Problem to work on: In the listing below, pick out lines with "retweets".

** start of Material supplied **

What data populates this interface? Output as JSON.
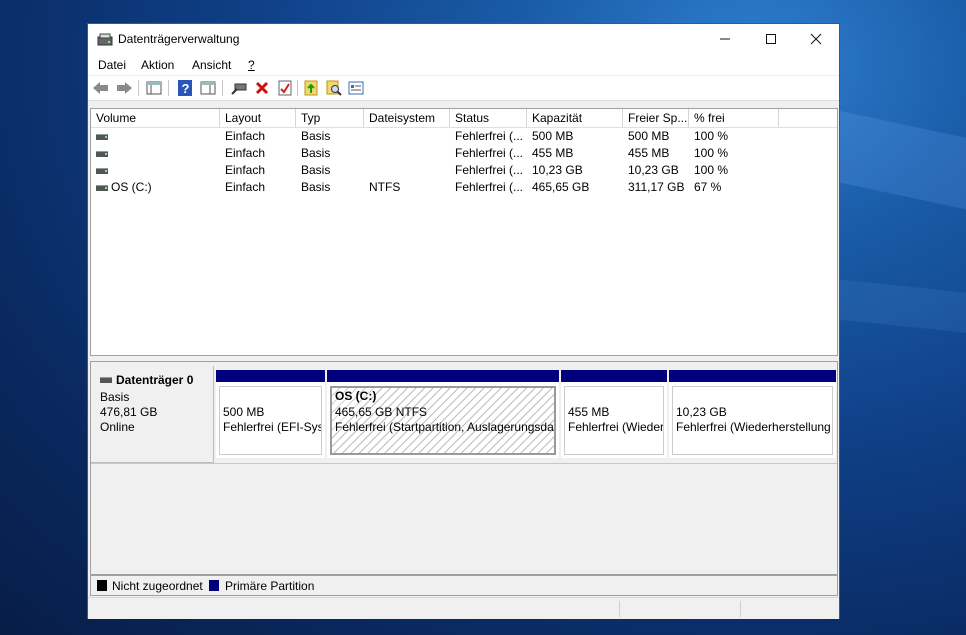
{
  "window": {
    "title": "Datenträgerverwaltung",
    "accent": "#2b5aa3"
  },
  "menu": [
    {
      "label": "Datei"
    },
    {
      "label": "Aktion"
    },
    {
      "label": "Ansicht"
    },
    {
      "label": "?"
    }
  ],
  "toolbar_icons": [
    "back-arrow-icon",
    "forward-arrow-icon",
    "console-tree-icon",
    "help-icon",
    "action-pane-icon",
    "connect-icon",
    "delete-icon",
    "properties-icon",
    "open-folder-icon",
    "search-icon",
    "details-icon"
  ],
  "table": {
    "columns": [
      "Volume",
      "Layout",
      "Typ",
      "Dateisystem",
      "Status",
      "Kapazität",
      "Freier Sp...",
      "% frei"
    ],
    "rows": [
      [
        "",
        "Einfach",
        "Basis",
        "",
        "Fehlerfrei (...",
        "500 MB",
        "500 MB",
        "100 %"
      ],
      [
        "",
        "Einfach",
        "Basis",
        "",
        "Fehlerfrei (...",
        "455 MB",
        "455 MB",
        "100 %"
      ],
      [
        "",
        "Einfach",
        "Basis",
        "",
        "Fehlerfrei (...",
        "10,23 GB",
        "10,23 GB",
        "100 %"
      ],
      [
        "OS (C:)",
        "Einfach",
        "Basis",
        "NTFS",
        "Fehlerfrei (...",
        "465,65 GB",
        "311,17 GB",
        "67 %"
      ]
    ]
  },
  "disk": {
    "name": "Datenträger 0",
    "type": "Basis",
    "size": "476,81 GB",
    "state": "Online",
    "partitions": [
      {
        "title": "",
        "size": "500 MB",
        "status": "Fehlerfrei (EFI-Syst"
      },
      {
        "title": "OS  (C:)",
        "size": "465,65 GB NTFS",
        "status": "Fehlerfrei (Startpartition, Auslagerungsdat"
      },
      {
        "title": "",
        "size": "455 MB",
        "status": "Fehlerfrei (Wieder"
      },
      {
        "title": "",
        "size": "10,23 GB",
        "status": "Fehlerfrei (Wiederherstellung"
      }
    ]
  },
  "legend": [
    {
      "label": "Nicht zugeordnet",
      "color": "#000000"
    },
    {
      "label": "Primäre Partition",
      "color": "#00007f"
    }
  ]
}
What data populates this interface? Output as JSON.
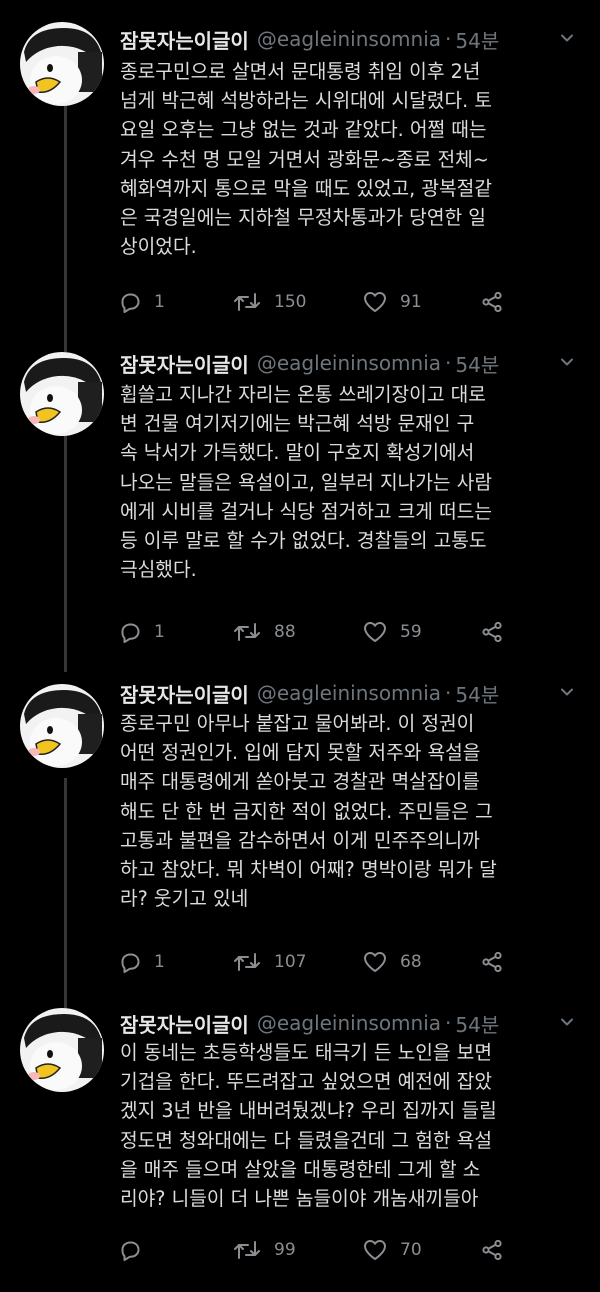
{
  "tweets": [
    {
      "display_name": "잠못자는이글이",
      "handle": "@eagleininsomnia",
      "separator": "·",
      "time": "54분",
      "lines": [
        "종로구민으로 살면서 문대통령 취임 이후 2년",
        "넘게 박근혜 석방하라는 시위대에 시달렸다. 토",
        "요일 오후는 그냥 없는 것과 같았다. 어쩔 때는",
        "겨우 수천 명 모일 거면서 광화문~종로 전체~",
        "혜화역까지 통으로 막을 때도 있었고, 광복절같",
        "은 국경일에는 지하철 무정차통과가 당연한 일",
        "상이었다."
      ],
      "replies": "1",
      "retweets": "150",
      "likes": "91"
    },
    {
      "display_name": "잠못자는이글이",
      "handle": "@eagleininsomnia",
      "separator": "·",
      "time": "54분",
      "lines": [
        "휩쓸고 지나간 자리는 온통 쓰레기장이고 대로",
        "변 건물 여기저기에는  박근혜 석방 문재인 구",
        "속 낙서가 가득했다. 말이 구호지 확성기에서",
        "나오는 말들은 욕설이고, 일부러 지나가는 사람",
        "에게 시비를 걸거나 식당 점거하고 크게 떠드는",
        "등 이루 말로 할 수가 없었다. 경찰들의 고통도",
        "극심했다."
      ],
      "replies": "1",
      "retweets": "88",
      "likes": "59"
    },
    {
      "display_name": "잠못자는이글이",
      "handle": "@eagleininsomnia",
      "separator": "·",
      "time": "54분",
      "lines": [
        "종로구민 아무나 붙잡고 물어봐라. 이 정권이",
        "어떤 정권인가. 입에 담지 못할 저주와 욕설을",
        "매주 대통령에게 쏟아붓고 경찰관 멱살잡이를",
        "해도 단 한 번 금지한 적이 없었다. 주민들은 그",
        "고통과 불편을 감수하면서 이게 민주주의니까",
        "하고 참았다. 뭐 차벽이 어째? 명박이랑 뭐가 달",
        "라? 웃기고 있네"
      ],
      "replies": "1",
      "retweets": "107",
      "likes": "68"
    },
    {
      "display_name": "잠못자는이글이",
      "handle": "@eagleininsomnia",
      "separator": "·",
      "time": "54분",
      "lines": [
        "이 동네는 초등학생들도 태극기 든 노인을 보면",
        "기겁을 한다. 뚜드려잡고 싶었으면 예전에 잡았",
        "겠지 3년 반을 내버려뒀겠냐? 우리 집까지 들릴",
        "정도면 청와대에는 다 들렸을건데 그 험한 욕설",
        "을 매주 들으며 살았을 대통령한테 그게 할 소",
        "리야? 니들이 더 나쁜 놈들이야 개놈새끼들아"
      ],
      "replies": "",
      "retweets": "99",
      "likes": "70"
    }
  ],
  "icons": {
    "avatar": "cartoon-bird-avatar",
    "menu": "chevron-down-icon",
    "reply": "reply-icon",
    "retweet": "retweet-icon",
    "like": "heart-icon",
    "share": "share-icon"
  },
  "colors": {
    "background": "#000000",
    "text": "#dcdcdc",
    "secondary": "#6e767d",
    "action": "#8b8f93",
    "thread_line": "#333639"
  }
}
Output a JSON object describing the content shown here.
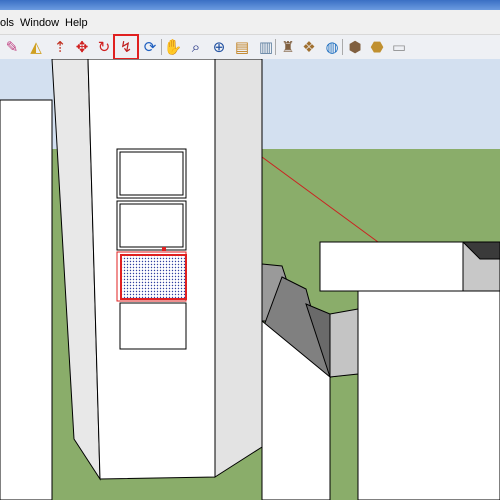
{
  "menu": [
    "ols",
    "Window",
    "Help"
  ],
  "toolbar": {
    "buttons": [
      {
        "icon": "eraser-icon",
        "glyph": "✎",
        "color": "#c04080"
      },
      {
        "icon": "paint-bucket-icon",
        "glyph": "◭",
        "color": "#d0a020"
      },
      {
        "icon": "push-pull-icon",
        "glyph": "⇡",
        "color": "#c03020"
      },
      {
        "icon": "move-icon",
        "glyph": "✥",
        "color": "#d02020"
      },
      {
        "icon": "rotate-icon",
        "glyph": "↻",
        "color": "#d02020"
      },
      {
        "icon": "follow-me-icon",
        "glyph": "↯",
        "color": "#c02020",
        "active": true
      },
      {
        "icon": "orbit-icon",
        "glyph": "⟳",
        "color": "#2060c0"
      },
      {
        "icon": "pan-icon",
        "glyph": "✋",
        "color": "#404040"
      },
      {
        "icon": "zoom-icon",
        "glyph": "⌕",
        "color": "#203080"
      },
      {
        "icon": "zoom-extents-icon",
        "glyph": "⊕",
        "color": "#2050a0"
      },
      {
        "icon": "get-models-icon",
        "glyph": "▤",
        "color": "#c08020"
      },
      {
        "icon": "share-model-icon",
        "glyph": "▥",
        "color": "#6080a0"
      },
      {
        "icon": "place-model-icon",
        "glyph": "♜",
        "color": "#806040"
      },
      {
        "icon": "components-icon",
        "glyph": "❖",
        "color": "#a07030"
      },
      {
        "icon": "google-earth-icon",
        "glyph": "◍",
        "color": "#2070c0"
      },
      {
        "icon": "warehouse-icon",
        "glyph": "⬢",
        "color": "#806040"
      },
      {
        "icon": "extension-icon",
        "glyph": "⬣",
        "color": "#c09030"
      },
      {
        "icon": "print-icon",
        "glyph": "▭",
        "color": "#909090"
      }
    ]
  },
  "colors": {
    "sky": "#d3e0f0",
    "ground": "#8aad6a",
    "selection": "#e02020",
    "edge": "#000000"
  }
}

** end of Material supplied **

Reply to the task:
      "retweets": "150",
      "retweets": "88",
      "retweets": "107",
      "retweets": "99",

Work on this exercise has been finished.